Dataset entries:
++++++++

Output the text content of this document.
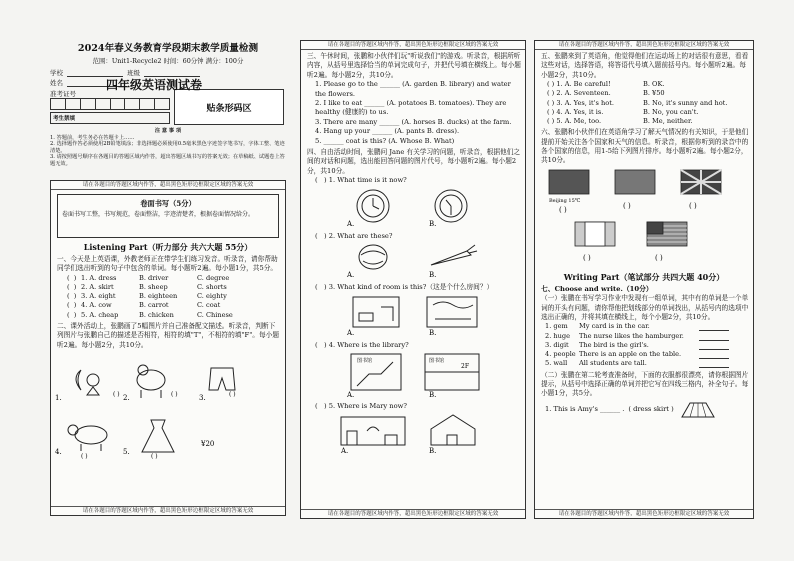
2024年春义务教育学段期末教学质量检测
范围：Unit1-Recycle2 时间：60分钟 满分：100分
学校	班级
姓名
准考证号
考生禁填
贴条形码区
注 意 事 项
1. 答题前，考生务必在答题卡上……
2. 选择题作答必须使用2B铅笔填涂；非选择题必须使用0.5毫米黑色字迹签字笔书写，字体工整、笔迹清楚。
3. 请按照题号顺序在各题目的答题区域内作答，超出答题区域书写的答案无效；在草稿纸、试题卷上答题无效。
请在各题目的答题区域内作答，超出黑色矩形边框限定区域的答案无效
卷面书写（5分）
卷面书写工整，书写规范，卷面整洁，字迹清楚者，根据卷面情况给分。
Listening Part（听力部分 共六大题 55分）
一、今天是上英语课，外教老师正在带学生们练习发音。听录音，请你帮助同学们选出听到的句子中包含的单词。每小题听2遍。每小题1分，共5分。
(  ) 1. A. dress	B. driver	C. degree
(  ) 2. A. skirt	B. sheep	C. shorts
(  ) 3. A. eight	B. eighteen	C. eighty
(  ) 4. A. cow	B. carrot	C. coat
(  ) 5. A. cheap	B. chicken	C. Chinese
二、课外活动上，张鹏画了5幅图片并自己准备配文描述。听录音，判断下列图片与张鹏自己的描述是否相符，相符的填"T"，不相符的填"F"。每小题听2遍。每小题2分，共10分。
1.	2.	3.
4.	5.
( )	( )	( )
( )	( )
¥20
请在各题目的答题区域内作答，超出黑色矩形边框限定区域的答案无效
请在各题目的答题区域内作答，超出黑色矩形边框限定区域的答案无效
三、午休时间，张鹏和小伙伴们玩"听说我们"的游戏。听录音，根据所听内容，从括号里选择恰当的单词完成句子，并把代号填在横线上。每小题听2遍。每小题2分，共10分。
1. Please go to the ______ (A. garden B. library) and water the flowers.
2. I like to eat ______ (A. potatoes B. tomatoes). They are healthy (健康的) to us.
3. There are many ______ (A. horses B. ducks) at the farm.
4. Hang up your ______ (A. pants B. dress).
5. ______ coat is this? (A. Whose B. What)
四、自由活动时间，张鹏问 Jane 有关学习的问题，听录音，根据他们之间的对话和问题，选出能回答问题的图片代号，每小题听2遍。每小题2分，共10分。
(   ) 1. What time is it now?
A.	B.
(   ) 2. What are these?
A.	B.
(   ) 3. What kind of room is this?（这是个什么房间？）
A.	B.
(   ) 4. Where is the library?
图书馆	图书馆
2F
A.	B.
(   ) 5. Where is Mary now?
A.	B.
请在各题目的答题区域内作答，超出黑色矩形边框限定区域的答案无效
请在各题目的答题区域内作答，超出黑色矩形边框限定区域的答案无效
五、张鹏来到了英语角，他觉得他们在运动场上的对话很有意思，看看这些对话，选择答语，将答语代号填入题前括号内。每小题听2遍。每小题2分，共10分。
( ) 1. A. Be careful!	B. OK.
( ) 2. A. Seventeen.	B. ¥50
( ) 3. A. Yes, it's hot.	B. No, it's sunny and hot.
( ) 4. A. Yes, it is.	B. No, you can't.
( ) 5. A. Me, too.	B. Me, neither.
六、张鹏和小伙伴们在英语角学习了解天气情况的有关知识，于是他们提前开始关注各个国家和天气的信息。听录音，根据你听到的录音中的各个国家的信息，用1-5给下列图片排序。每小题听2遍。每小题2分，共10分。
Beijing 15℃
( )	( )	( )
( )	( )
Writing Part（笔试部分 共四大题 40分）
七、Choose and write.（10分）
（一）张鹏在书写学习作业中发现有一组单词，其中有的单词是一个单词的开头有问题，请你帮他把划线部分的单词找出，从括号内的选项中选出正确的，并将其填在横线上，每个小题2分，共10分。
1. gem	My card is in the car.
2. huge	The nurse likes the hamburger.
3. digit	The bird is the girl's.
4. people There is an apple on the table.
5. wall	All students are tall.
（二）张鹏在第二轮考查准备时，下面的衣服都很漂亮，请你根据图片提示，从括号中选择正确的单词并把它写在四线三格内，补全句子。每小题1分，共5分。
1. This is Amy's ______ . ( dress skirt )
请在各题目的答题区域内作答，超出黑色矩形边框限定区域的答案无效
四年级英语测试卷
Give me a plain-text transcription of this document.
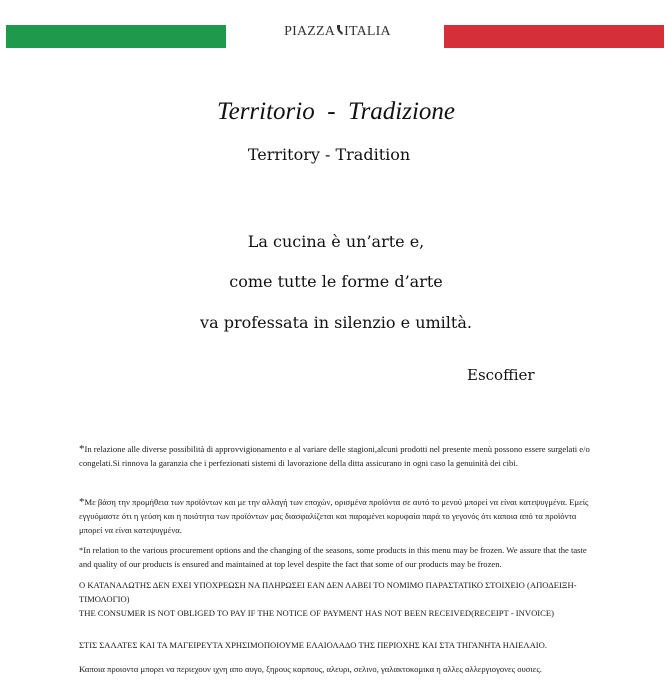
PIAZZA ITALIA
Territorio  -  Tradizione
Territory - Tradition
La cucina è un’arte e,
come tutte le forme d’arte
va professata in silenzio e umiltà.
Escoffier
*In relazione alle diverse possibilità di approvvigionamento e al variare delle stagioni,alcuni prodotti nel presente menù possono essere surgelati e/o congelati.Si rinnova la garanzia che i perfezionati sistemi di lavorazione della ditta assicurano in ogni caso la genuinità dei cibi.
*Με βάση την προμήθεια των προϊόντων και με την αλλαγή των εποχών, ορισμένα προϊόντα σε αυτό το μενού μπορεί να είναι κατεψυγμένα. Εμείς εγγυόμαστε ότι η γεύση και η ποιότητα των προϊόντων μας διασφαλίζεται και παραμένει κορυφαία παρά το γεγονός ότι καποια από τα προϊόντα μπορεί να είναι κατεψυγμένα.
*In relation to the various procurement options and the changing of the seasons, some products in this menu may be frozen. We assure that the taste and quality of our products is ensured and maintained at top level despite the fact that some of our products may be frozen.
Ο ΚΑΤΑΝΑΛΩΤΗΣ ΔΕΝ ΕΧΕΙ ΥΠΟΧΡΕΩΣΗ ΝΑ ΠΛΗΡΩΣΕΙ ΕΑΝ ΔΕΝ ΛΑΒΕΙ ΤΟ ΝΟΜΙΜΟ ΠΑΡΑΣΤΑΤΙΚΟ ΣΤΟΙΧΕΙΟ (ΑΠΟΔΕΙΞΗ-ΤΙΜΟΛΟΓΙΟ)
THE CONSUMER IS NOT OBLIGED TO PAY IF THE NOTICE OF PAYMENT HAS NOT BEEN RECEIVED(RECEIPT - INVOICE)
ΣΤΙΣ ΣΑΛΑΤΕΣ ΚΑΙ ΤΑ ΜΑΓΕΙΡΕΥΤΑ ΧΡΗΣΙΜΟΠΟΙΟΥΜΕ ΕΛΑΙΟΛΑΔΟ ΤΗΣ ΠΕΡΙΟΧΗΣ ΚΑΙ ΣΤΑ ΤΗΓΑΝΗΤΑ ΗΛΙΕΛΑΙΟ.
Καποια προιοντα μπορει να περιεχουν ιχνη απο αυγο, ξηρους καρπους, αλευρι, σελινο, γαλακτοκομικα η αλλες αλλεργιογονες ουσιες.
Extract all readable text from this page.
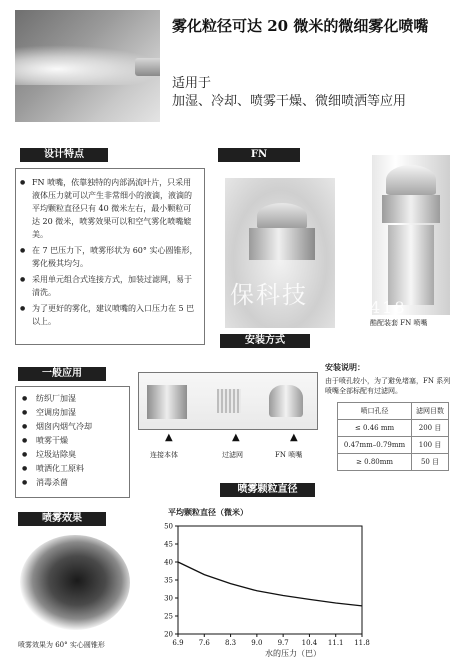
雾化粒径可达 20 微米的微细雾化喷嘴
适用于
加湿、冷却、喷雾干燥、微细喷洒等应用
设计特点
● FN 喷嘴，依靠独特的内部涡流叶片，只采用液体压力就可以产生非常细小的液滴，液滴的平均颗粒直径只有 40 微米左右，最小颗粒可达 20 微米，喷雾效果可以和空气雾化喷嘴媲美。
● 在 7 巴压力下，喷雾形状为 60° 实心圆锥形，雾化极其均匀。
● 采用单元组合式连接方式，加装过滤网，易于清洗。
● 为了更好的雾化，建议喷嘴的入口压力在 5 巴以上。
FN
保科技	418
酷配装套 FN 喷嘴
安装方式
▲	▲	▲
连接本体	过滤网	FN 喷嘴
安装说明：
由于喷孔较小，为了避免堵塞，FN 系列喷嘴全部标配有过滤网。
喷口孔径	滤网目数
≤ 0.46 mm	200 目
0.47mm–0.79mm	100 目
≥ 0.80mm	50 目
一般应用
● 纺织厂加湿
● 空调房加湿
● 烟囱内烟气冷却
● 喷雾干燥
● 垃圾站除臭
● 喷洒化工原料
● 消毒杀菌
喷雾效果
喷雾效果为 60° 实心圆锥形
喷雾颗粒直径
平均颗粒直径（微米）
20
25
30
35
40
45
50
6.9 7.6 8.3 9.0 9.7 10.4 11.1 11.8
水的压力（巴）
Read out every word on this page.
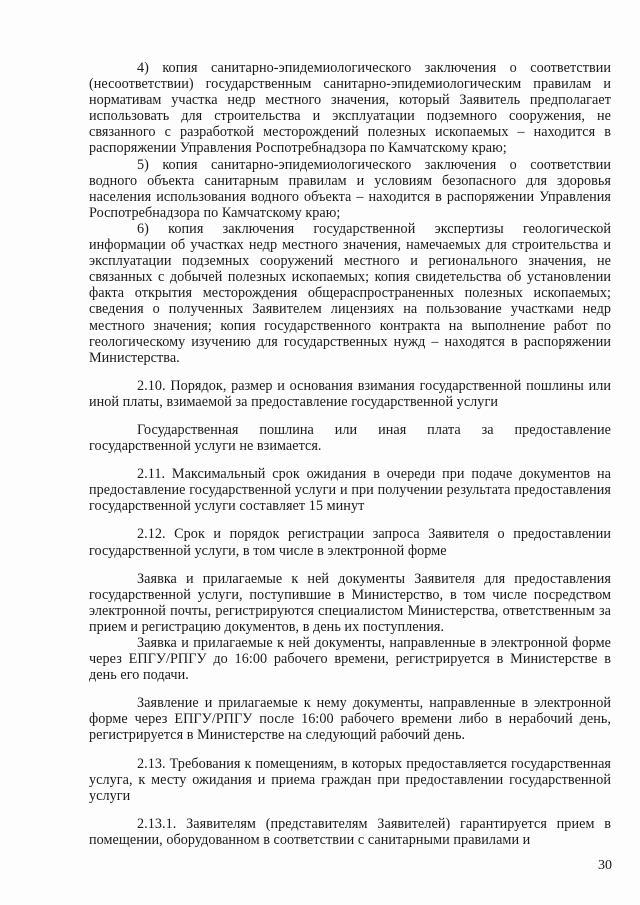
4) копия санитарно-эпидемиологического заключения о соответствии (несоответствии) государственным санитарно-эпидемиологическим правилам и нормативам участка недр местного значения, который Заявитель предполагает использовать для строительства и эксплуатации подземного сооружения, не связанного с разработкой месторождений полезных ископаемых – находится в распоряжении Управления Роспотребнадзора по Камчатскому краю;

5) копия санитарно-эпидемиологического заключения о соответствии водного объекта санитарным правилам и условиям безопасного для здоровья населения использования водного объекта – находится в распоряжении Управления Роспотребнадзора по Камчатскому краю;

6) копия заключения государственной экспертизы геологической информации об участках недр местного значения, намечаемых для строительства и эксплуатации подземных сооружений местного и регионального значения, не связанных с добычей полезных ископаемых; копия свидетельства об установлении факта открытия месторождения общераспространенных полезных ископаемых; сведения о полученных Заявителем лицензиях на пользование участками недр местного значения; копия государственного контракта на выполнение работ по геологическому изучению для государственных нужд – находятся в распоряжении Министерства.

2.10. Порядок, размер и основания взимания государственной пошлины или иной платы, взимаемой за предоставление государственной услуги

Государственная пошлина или иная плата за предоставление государственной услуги не взимается.

2.11. Максимальный срок ожидания в очереди при подаче документов на предоставление государственной услуги и при получении результата предоставления государственной услуги составляет 15 минут

2.12. Срок и порядок регистрации запроса Заявителя о предоставлении государственной услуги, в том числе в электронной форме

Заявка и прилагаемые к ней документы Заявителя для предоставления государственной услуги, поступившие в Министерство, в том числе посредством электронной почты, регистрируются специалистом Министерства, ответственным за прием и регистрацию документов, в день их поступления.

Заявка и прилагаемые к ней документы, направленные в электронной форме через ЕПГУ/РПГУ до 16:00 рабочего времени, регистрируется в Министерстве в день его подачи.

Заявление и прилагаемые к нему документы, направленные в электронной форме через ЕПГУ/РПГУ после 16:00 рабочего времени либо в нерабочий день, регистрируется в Министерстве на следующий рабочий день.

2.13. Требования к помещениям, в которых предоставляется государственная услуга, к месту ожидания и приема граждан при предоставлении государственной услуги

2.13.1. Заявителям (представителям Заявителей) гарантируется прием в помещении, оборудованном в соответствии с санитарными правилами и

30
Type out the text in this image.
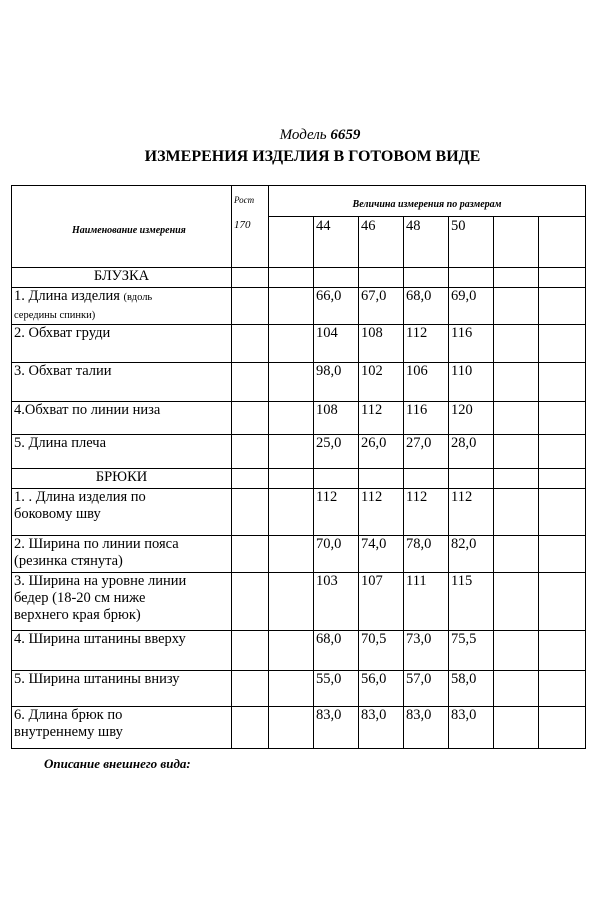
Модель 6659
ИЗМЕРЕНИЯ ИЗДЕЛИЯ В ГОТОВОМ ВИДЕ
Наименование измерения	Рост
170	Величина измерения по размерам						
			44	46	48	50		
БЛУЗКА								
1. Длина изделия (вдоль
середины спинки)			66,0	67,0	68,0	69,0		
2. Обхват груди			104	108	112	116		
3. Обхват талии			98,0	102	106	110		
4.Обхват по линии низа			108	112	116	120		
5. Длина плеча			25,0	26,0	27,0	28,0		
БРЮКИ								
1. . Длина изделия по
боковому шву			112	112	112	112		
2. Ширина по линии пояса
(резинка стянута)			70,0	74,0	78,0	82,0		
3. Ширина на уровне линии
бедер (18-20 см ниже
верхнего края брюк)			103	107	111	115		
4. Ширина штанины вверху			68,0	70,5	73,0	75,5		
5. Ширина штанины внизу			55,0	56,0	57,0	58,0		
6. Длина брюк по
внутреннему шву			83,0	83,0	83,0	83,0		
Описание внешнего вида:
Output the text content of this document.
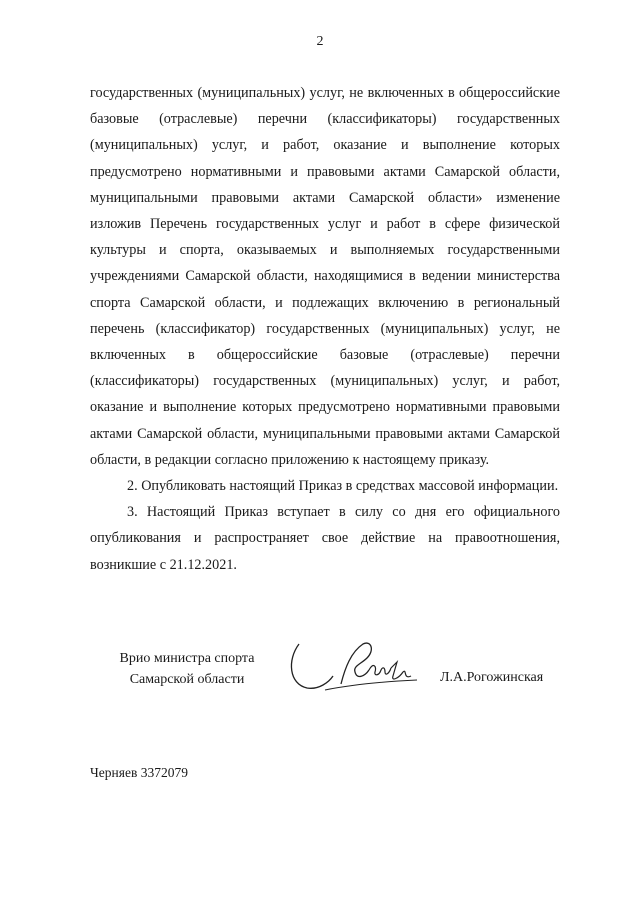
2

государственных (муниципальных) услуг, не включенных в общероссийские базовые (отраслевые) перечни (классификаторы) государственных (муниципальных) услуг, и работ, оказание и выполнение которых предусмотрено нормативными и правовыми актами Самарской области, муниципальными правовыми актами Самарской области» изменение изложив Перечень государственных услуг и работ в сфере физической культуры и спорта, оказываемых и выполняемых государственными учреждениями Самарской области, находящимися в ведении министерства спорта Самарской области, и подлежащих включению в региональный перечень (классификатор) государственных (муниципальных) услуг, не включенных в общероссийские базовые (отраслевые) перечни (классификаторы) государственных (муниципальных) услуг, и работ, оказание и выполнение которых предусмотрено нормативными правовыми актами Самарской области, муниципальными правовыми актами Самарской области, в редакции согласно приложению к настоящему приказу.

2. Опубликовать настоящий Приказ в средствах массовой информации.

3. Настоящий Приказ вступает в силу со дня его официального опубликования и распространяет свое действие на правоотношения, возникшие с 21.12.2021.

Врио министра спорта
Самарской области	Л.А.Рогожинская
Черняев 3372079
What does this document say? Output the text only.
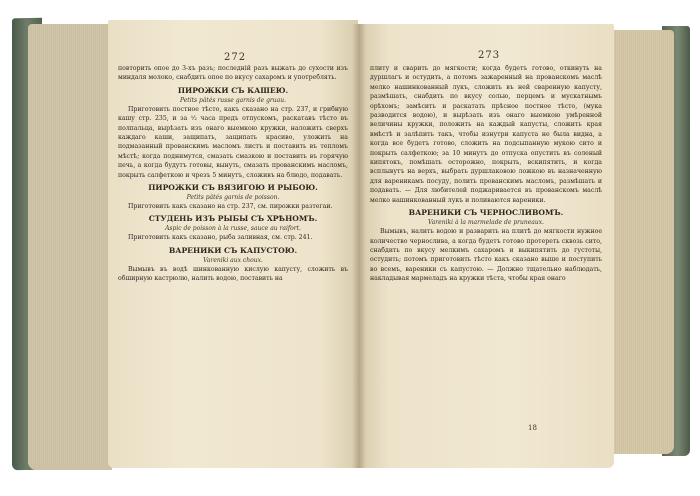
272

повторить опое до 3-хъ разъ; последній разъ выжать до сухости изъ миндаля молоко, снабдить опое по вкусу сахаромъ и употреблять.

ПИРОЖКИ СЪ КАШЕЮ.

Petits pâtés russe garnis de gruau.

Приготовить постное тѣсто, какъ сказано на стр. 237, и грибную кашу стр. 235, и за ¹⁄₂ часа предъ отпускомъ, раскатавъ тѣсто въ полпальца, вырѣзать изъ онаго выемкою кружки, наложить сверхъ каждаго каши, защипать, защипать красиво, уложить на подмазанный прованскимъ масломъ листъ и поставить въ тепломъ мѣстѣ; когда поднимутся, смазать смазкою и поставить въ горячую печь, а когда будутъ готовы, вынуть, смазать прованскимъ масломъ, покрыть салфеткою и чрезъ 5 минутъ, сложивъ на блюдо, подавать.

ПИРОЖКИ СЪ ВЯЗИГОЮ И РЫБОЮ.

Petits pâtés garnis de poisson.

Приготовить какъ сказано на стр. 237, см. пирожки разтегаи.

СТУДЕНЬ ИЗЪ РЫБЫ СЪ ХРѢНОМЪ.

Aspic de poisson à la russe, sauce au raifort.

Приготовить какъ сказано, рыба заливная, см. стр. 241.

ВАРЕНИКИ СЪ КАПУСТОЮ.

Vareniki aux choux.

Вымывъ въ водѣ шинкованную кислую капусту, сложить въ обширную кастрюлю, налить водою, поставить на

273

плиту и сварить до мягкости; когда будетъ готово, откинуть на дуршлагъ и остудить, а потомъ зажаренный на прованскомъ маслѣ мелко нашинкованный лукъ, сложить въ ней сваренную капусту, размѣшать, снабдить по вкусу солью, перцемъ и мускатнымъ орѣхомъ; замѣсить и раскатать прѣсное постное тѣсто, (мука разводится водою), и вырѣзать изъ онаго выемкою умѣренной величины кружки, положить на каждый капусты, сложить края вмѣстѣ и залѣпить такъ, чтобы изнутри капуста не была видна, а когда все будетъ готово, сложить на подсыпанную мукою сито и покрыть салфеткою; за 10 минутъ до отпуска опустить въ соленый кипятокъ, помѣшать осторожно, покрыть, вскипятить, и когда всплывутъ на верхъ, выбрать дуршлаковою ложкою въ назначенную для вареникамъ посуду, полить прованскимъ масломъ, размѣшать и подавать. — Для любителей поджаривается въ прованскомъ маслѣ мелко нашинкованный лукъ и поливаются вареники.

ВАРЕНИКИ СЪ ЧЕРНОСЛИВОМЪ.

Vareniki à la marmelade de pruneaux.

Вымывъ, налить водою и разварить на плитѣ до мягкости нужное количество чернослива, а когда будетъ готово протереть сквозь сито, снабдить по вкусу мелкимъ сахаромъ и выкипятить до густоты, остудить; потомъ приготовить тѣсто какъ сказано выше и поступить во всемъ, вареники съ капустою. — Должно тщательно наблюдать, накладывая мармеладъ на кружки тѣста, чтобы края онаго

18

++++++++

Go through the material above and count the lines that include "Вымывъ". Give the number alone.

2